[start Supplied records]

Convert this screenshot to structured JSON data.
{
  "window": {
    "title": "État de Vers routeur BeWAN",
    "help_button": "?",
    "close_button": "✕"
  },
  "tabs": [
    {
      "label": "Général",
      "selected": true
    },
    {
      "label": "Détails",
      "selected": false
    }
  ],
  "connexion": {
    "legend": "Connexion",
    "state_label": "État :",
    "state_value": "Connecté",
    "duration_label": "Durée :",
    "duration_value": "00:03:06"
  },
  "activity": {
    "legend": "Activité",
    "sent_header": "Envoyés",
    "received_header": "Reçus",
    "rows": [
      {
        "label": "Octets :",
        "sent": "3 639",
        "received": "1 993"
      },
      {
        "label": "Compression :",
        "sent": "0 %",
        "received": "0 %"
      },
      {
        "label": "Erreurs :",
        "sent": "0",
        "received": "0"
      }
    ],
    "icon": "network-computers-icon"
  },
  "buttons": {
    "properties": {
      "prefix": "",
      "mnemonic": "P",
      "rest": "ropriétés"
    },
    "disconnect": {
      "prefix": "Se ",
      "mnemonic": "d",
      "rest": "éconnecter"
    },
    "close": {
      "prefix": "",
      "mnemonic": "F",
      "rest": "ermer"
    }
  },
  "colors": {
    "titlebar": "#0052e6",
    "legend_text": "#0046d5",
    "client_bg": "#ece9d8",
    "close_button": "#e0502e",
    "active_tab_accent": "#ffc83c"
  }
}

[end Supplied records]

- **The problem**:
Isolate each line of the listing above that includes "État". Copy it.

- **Result of this task**:
    "title": "État de Vers routeur BeWAN",
    "state_label": "État :",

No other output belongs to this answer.